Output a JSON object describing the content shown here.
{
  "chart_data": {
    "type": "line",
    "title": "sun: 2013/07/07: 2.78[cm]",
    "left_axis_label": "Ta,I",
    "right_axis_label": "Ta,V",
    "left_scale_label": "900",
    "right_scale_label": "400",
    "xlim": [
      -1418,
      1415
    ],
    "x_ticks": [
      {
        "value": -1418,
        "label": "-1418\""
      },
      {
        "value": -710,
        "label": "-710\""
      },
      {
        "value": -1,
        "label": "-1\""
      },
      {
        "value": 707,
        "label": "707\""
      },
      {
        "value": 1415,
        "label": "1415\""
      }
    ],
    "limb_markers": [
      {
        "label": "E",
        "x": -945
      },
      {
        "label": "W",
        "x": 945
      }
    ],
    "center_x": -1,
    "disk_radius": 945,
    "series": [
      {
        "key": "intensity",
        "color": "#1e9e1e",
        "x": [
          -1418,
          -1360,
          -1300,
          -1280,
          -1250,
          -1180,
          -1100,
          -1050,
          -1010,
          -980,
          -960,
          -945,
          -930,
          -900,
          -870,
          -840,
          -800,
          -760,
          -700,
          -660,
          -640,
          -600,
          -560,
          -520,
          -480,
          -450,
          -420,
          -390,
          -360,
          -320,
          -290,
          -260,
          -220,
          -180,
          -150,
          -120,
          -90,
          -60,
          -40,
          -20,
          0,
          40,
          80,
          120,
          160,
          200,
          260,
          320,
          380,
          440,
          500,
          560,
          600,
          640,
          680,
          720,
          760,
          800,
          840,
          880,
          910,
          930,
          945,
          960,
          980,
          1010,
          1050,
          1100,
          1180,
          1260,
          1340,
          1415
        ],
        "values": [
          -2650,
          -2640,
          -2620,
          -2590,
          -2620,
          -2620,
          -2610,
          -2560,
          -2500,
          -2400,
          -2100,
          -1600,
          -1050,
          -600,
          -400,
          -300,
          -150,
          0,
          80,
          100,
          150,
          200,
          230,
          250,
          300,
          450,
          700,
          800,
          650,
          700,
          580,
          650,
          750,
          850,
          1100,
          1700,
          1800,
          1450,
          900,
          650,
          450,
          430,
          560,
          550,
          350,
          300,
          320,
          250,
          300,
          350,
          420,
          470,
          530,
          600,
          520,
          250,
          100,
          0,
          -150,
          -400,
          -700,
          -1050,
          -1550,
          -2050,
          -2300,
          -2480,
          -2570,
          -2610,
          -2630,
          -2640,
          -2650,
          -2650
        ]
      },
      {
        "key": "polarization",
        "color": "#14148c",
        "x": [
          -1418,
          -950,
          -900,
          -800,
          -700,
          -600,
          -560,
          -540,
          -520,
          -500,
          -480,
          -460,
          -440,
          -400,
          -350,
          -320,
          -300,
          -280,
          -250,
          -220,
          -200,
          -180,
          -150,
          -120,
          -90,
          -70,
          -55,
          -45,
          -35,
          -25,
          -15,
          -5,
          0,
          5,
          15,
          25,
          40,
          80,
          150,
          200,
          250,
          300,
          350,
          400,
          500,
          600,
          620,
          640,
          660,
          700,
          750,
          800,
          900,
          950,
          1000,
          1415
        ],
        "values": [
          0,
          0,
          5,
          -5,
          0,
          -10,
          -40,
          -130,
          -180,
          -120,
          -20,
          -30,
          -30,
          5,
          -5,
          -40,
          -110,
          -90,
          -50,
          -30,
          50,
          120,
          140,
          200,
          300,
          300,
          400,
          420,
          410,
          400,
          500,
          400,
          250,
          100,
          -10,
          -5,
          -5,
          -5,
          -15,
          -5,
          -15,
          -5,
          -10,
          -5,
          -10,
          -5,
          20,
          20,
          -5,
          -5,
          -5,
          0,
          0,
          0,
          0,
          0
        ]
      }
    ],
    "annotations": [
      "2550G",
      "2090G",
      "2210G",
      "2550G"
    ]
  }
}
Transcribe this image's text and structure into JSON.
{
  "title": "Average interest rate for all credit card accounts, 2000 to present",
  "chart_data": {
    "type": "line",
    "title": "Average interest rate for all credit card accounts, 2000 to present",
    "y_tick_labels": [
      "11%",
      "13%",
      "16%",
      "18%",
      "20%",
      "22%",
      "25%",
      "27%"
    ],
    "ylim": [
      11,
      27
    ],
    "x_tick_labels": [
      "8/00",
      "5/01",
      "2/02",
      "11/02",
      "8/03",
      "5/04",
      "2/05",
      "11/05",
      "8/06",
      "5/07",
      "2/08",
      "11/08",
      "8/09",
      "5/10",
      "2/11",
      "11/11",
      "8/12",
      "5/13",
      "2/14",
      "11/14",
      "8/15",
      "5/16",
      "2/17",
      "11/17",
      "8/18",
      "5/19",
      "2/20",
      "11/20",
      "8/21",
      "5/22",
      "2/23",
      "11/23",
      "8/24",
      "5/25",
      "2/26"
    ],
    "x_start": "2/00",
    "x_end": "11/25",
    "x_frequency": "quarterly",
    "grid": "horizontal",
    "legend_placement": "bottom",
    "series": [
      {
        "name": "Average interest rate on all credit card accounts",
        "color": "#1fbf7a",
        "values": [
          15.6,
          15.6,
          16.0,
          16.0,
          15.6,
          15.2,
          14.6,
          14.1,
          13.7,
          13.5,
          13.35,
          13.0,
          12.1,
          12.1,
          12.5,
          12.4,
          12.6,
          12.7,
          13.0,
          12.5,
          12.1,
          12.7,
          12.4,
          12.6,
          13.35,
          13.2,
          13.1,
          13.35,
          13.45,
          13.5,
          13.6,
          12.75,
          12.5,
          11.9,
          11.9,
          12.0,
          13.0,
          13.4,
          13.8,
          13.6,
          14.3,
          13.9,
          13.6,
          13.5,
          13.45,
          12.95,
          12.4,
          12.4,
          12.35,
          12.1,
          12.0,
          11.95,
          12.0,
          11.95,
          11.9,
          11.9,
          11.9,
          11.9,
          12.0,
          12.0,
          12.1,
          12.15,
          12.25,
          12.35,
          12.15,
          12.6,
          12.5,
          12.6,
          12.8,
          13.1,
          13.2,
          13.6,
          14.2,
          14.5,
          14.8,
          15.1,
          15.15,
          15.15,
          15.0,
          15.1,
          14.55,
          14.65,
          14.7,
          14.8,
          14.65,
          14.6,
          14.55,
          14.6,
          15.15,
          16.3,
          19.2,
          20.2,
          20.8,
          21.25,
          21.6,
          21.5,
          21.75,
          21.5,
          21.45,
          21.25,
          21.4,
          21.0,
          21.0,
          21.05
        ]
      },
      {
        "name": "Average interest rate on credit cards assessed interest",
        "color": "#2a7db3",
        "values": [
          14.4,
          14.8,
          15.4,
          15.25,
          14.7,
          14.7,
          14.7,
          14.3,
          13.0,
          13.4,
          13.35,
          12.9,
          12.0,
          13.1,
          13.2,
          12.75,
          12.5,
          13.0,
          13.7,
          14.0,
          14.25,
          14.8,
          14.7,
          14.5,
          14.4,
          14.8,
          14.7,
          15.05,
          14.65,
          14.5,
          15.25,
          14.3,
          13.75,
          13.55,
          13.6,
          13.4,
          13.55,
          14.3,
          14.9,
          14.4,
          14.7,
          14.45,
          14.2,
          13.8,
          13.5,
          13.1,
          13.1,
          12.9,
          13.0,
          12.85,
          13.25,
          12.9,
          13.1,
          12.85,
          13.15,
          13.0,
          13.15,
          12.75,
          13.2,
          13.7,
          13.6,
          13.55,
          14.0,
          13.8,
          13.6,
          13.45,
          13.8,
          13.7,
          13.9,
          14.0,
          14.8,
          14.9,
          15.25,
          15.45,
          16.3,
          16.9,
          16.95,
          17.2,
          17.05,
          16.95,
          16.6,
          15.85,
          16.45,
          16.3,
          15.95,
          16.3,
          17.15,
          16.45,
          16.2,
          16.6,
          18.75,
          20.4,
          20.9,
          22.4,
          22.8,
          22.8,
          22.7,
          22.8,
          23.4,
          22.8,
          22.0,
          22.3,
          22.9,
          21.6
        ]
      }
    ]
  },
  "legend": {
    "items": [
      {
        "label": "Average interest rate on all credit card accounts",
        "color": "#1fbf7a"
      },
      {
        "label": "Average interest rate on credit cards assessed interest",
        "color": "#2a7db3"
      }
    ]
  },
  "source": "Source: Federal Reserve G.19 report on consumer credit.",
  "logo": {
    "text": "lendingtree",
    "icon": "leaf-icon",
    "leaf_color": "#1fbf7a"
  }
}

+++++

Locate the word "JSON" in the entries, and copy every line where it is found.

> **Response to this task**:
Output a JSON object describing the content shown here.
Transcribe this image's text and structure into JSON.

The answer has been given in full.